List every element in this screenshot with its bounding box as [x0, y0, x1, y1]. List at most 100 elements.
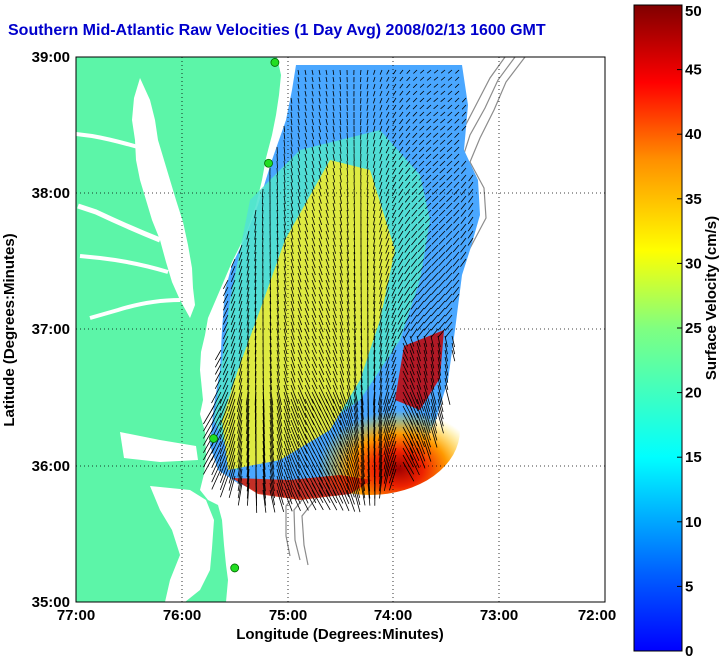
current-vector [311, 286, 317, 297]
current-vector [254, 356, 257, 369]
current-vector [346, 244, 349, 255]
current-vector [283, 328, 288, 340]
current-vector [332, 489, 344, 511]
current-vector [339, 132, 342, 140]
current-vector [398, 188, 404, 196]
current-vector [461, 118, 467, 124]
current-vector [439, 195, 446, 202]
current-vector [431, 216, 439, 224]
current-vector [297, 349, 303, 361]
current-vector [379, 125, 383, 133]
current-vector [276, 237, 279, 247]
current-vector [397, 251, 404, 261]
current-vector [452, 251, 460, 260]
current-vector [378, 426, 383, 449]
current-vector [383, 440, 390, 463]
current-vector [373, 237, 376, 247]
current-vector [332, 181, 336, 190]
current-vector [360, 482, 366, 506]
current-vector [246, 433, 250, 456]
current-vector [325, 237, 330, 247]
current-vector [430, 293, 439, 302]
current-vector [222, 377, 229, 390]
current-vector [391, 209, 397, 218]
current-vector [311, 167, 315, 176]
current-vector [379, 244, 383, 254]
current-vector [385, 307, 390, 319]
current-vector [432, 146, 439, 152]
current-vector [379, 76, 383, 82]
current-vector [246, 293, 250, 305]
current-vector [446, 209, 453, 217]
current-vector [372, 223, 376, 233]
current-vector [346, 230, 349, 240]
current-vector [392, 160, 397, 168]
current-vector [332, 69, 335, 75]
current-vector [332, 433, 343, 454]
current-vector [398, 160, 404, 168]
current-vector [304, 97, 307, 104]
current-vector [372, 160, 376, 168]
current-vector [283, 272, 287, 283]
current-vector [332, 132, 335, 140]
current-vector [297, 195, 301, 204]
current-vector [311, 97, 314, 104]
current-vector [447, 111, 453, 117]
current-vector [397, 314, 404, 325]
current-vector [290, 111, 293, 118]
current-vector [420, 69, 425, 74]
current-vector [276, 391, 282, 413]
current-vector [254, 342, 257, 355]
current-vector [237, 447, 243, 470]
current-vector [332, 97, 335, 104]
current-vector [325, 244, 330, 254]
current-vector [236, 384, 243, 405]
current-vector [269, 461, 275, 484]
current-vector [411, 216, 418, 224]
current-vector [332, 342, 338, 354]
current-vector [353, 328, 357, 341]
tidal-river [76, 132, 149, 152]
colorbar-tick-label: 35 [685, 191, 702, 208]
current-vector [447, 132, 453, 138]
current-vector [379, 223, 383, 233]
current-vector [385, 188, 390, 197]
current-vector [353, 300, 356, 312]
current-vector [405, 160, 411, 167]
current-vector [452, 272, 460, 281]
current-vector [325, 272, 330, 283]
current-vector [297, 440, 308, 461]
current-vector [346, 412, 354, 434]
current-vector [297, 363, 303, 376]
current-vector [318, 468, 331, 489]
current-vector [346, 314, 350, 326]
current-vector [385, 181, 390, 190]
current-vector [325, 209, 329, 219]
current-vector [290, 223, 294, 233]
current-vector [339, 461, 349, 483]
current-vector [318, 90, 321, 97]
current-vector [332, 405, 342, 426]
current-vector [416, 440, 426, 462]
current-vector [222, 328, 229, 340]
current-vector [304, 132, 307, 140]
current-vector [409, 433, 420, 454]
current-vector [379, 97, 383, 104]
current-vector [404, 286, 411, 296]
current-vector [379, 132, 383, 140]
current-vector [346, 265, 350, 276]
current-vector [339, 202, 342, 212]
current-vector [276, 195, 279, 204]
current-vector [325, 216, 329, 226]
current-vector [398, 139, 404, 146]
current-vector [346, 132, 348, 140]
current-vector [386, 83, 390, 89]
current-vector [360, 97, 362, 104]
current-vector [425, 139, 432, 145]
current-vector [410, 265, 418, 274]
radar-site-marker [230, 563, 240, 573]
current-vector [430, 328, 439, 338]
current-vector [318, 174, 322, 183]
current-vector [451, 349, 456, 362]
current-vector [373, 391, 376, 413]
++++++++
TO BE DONE -> In the rows above, change "screenshot" to "image" and keep everything else the same. Leave the pictures out of your answer.

FINAL RESULT ->
List every element in this image with its bounding box as [x0, y0, x1, y1]. List at most 100 elements.
current-vector [311, 286, 317, 297]
current-vector [254, 356, 257, 369]
current-vector [346, 244, 349, 255]
current-vector [283, 328, 288, 340]
current-vector [332, 489, 344, 511]
current-vector [339, 132, 342, 140]
current-vector [398, 188, 404, 196]
current-vector [461, 118, 467, 124]
current-vector [439, 195, 446, 202]
current-vector [431, 216, 439, 224]
current-vector [297, 349, 303, 361]
current-vector [379, 125, 383, 133]
current-vector [276, 237, 279, 247]
current-vector [397, 251, 404, 261]
current-vector [452, 251, 460, 260]
current-vector [378, 426, 383, 449]
current-vector [383, 440, 390, 463]
current-vector [373, 237, 376, 247]
current-vector [332, 181, 336, 190]
current-vector [360, 482, 366, 506]
current-vector [246, 433, 250, 456]
current-vector [325, 237, 330, 247]
current-vector [430, 293, 439, 302]
current-vector [222, 377, 229, 390]
current-vector [391, 209, 397, 218]
current-vector [311, 167, 315, 176]
current-vector [379, 244, 383, 254]
current-vector [385, 307, 390, 319]
current-vector [432, 146, 439, 152]
current-vector [379, 76, 383, 82]
current-vector [246, 293, 250, 305]
current-vector [446, 209, 453, 217]
current-vector [372, 223, 376, 233]
current-vector [346, 230, 349, 240]
current-vector [392, 160, 397, 168]
current-vector [332, 69, 335, 75]
current-vector [332, 433, 343, 454]
current-vector [398, 160, 404, 168]
current-vector [304, 97, 307, 104]
current-vector [372, 160, 376, 168]
current-vector [283, 272, 287, 283]
current-vector [332, 132, 335, 140]
current-vector [297, 195, 301, 204]
current-vector [311, 97, 314, 104]
current-vector [447, 111, 453, 117]
current-vector [397, 314, 404, 325]
current-vector [290, 111, 293, 118]
current-vector [420, 69, 425, 74]
current-vector [276, 391, 282, 413]
current-vector [254, 342, 257, 355]
current-vector [237, 447, 243, 470]
current-vector [332, 97, 335, 104]
current-vector [325, 244, 330, 254]
current-vector [236, 384, 243, 405]
current-vector [269, 461, 275, 484]
current-vector [411, 216, 418, 224]
current-vector [332, 342, 338, 354]
current-vector [353, 328, 357, 341]
tidal-river [76, 132, 149, 152]
colorbar-tick-label: 35 [685, 191, 702, 208]
current-vector [447, 132, 453, 138]
current-vector [379, 223, 383, 233]
current-vector [385, 188, 390, 197]
current-vector [353, 300, 356, 312]
current-vector [405, 160, 411, 167]
current-vector [452, 272, 460, 281]
current-vector [325, 272, 330, 283]
current-vector [297, 440, 308, 461]
current-vector [346, 412, 354, 434]
current-vector [297, 363, 303, 376]
current-vector [318, 468, 331, 489]
current-vector [346, 314, 350, 326]
current-vector [385, 181, 390, 190]
current-vector [325, 209, 329, 219]
current-vector [290, 223, 294, 233]
current-vector [339, 461, 349, 483]
current-vector [318, 90, 321, 97]
current-vector [332, 405, 342, 426]
current-vector [416, 440, 426, 462]
current-vector [222, 328, 229, 340]
current-vector [304, 132, 307, 140]
current-vector [409, 433, 420, 454]
current-vector [379, 97, 383, 104]
current-vector [404, 286, 411, 296]
current-vector [379, 132, 383, 140]
current-vector [346, 265, 350, 276]
current-vector [339, 202, 342, 212]
current-vector [276, 195, 279, 204]
current-vector [325, 216, 329, 226]
current-vector [398, 139, 404, 146]
current-vector [346, 132, 348, 140]
current-vector [386, 83, 390, 89]
current-vector [360, 97, 362, 104]
current-vector [425, 139, 432, 145]
current-vector [410, 265, 418, 274]
radar-site-marker [230, 563, 240, 573]
current-vector [430, 328, 439, 338]
current-vector [318, 174, 322, 183]
current-vector [451, 349, 456, 362]
current-vector [373, 391, 376, 413]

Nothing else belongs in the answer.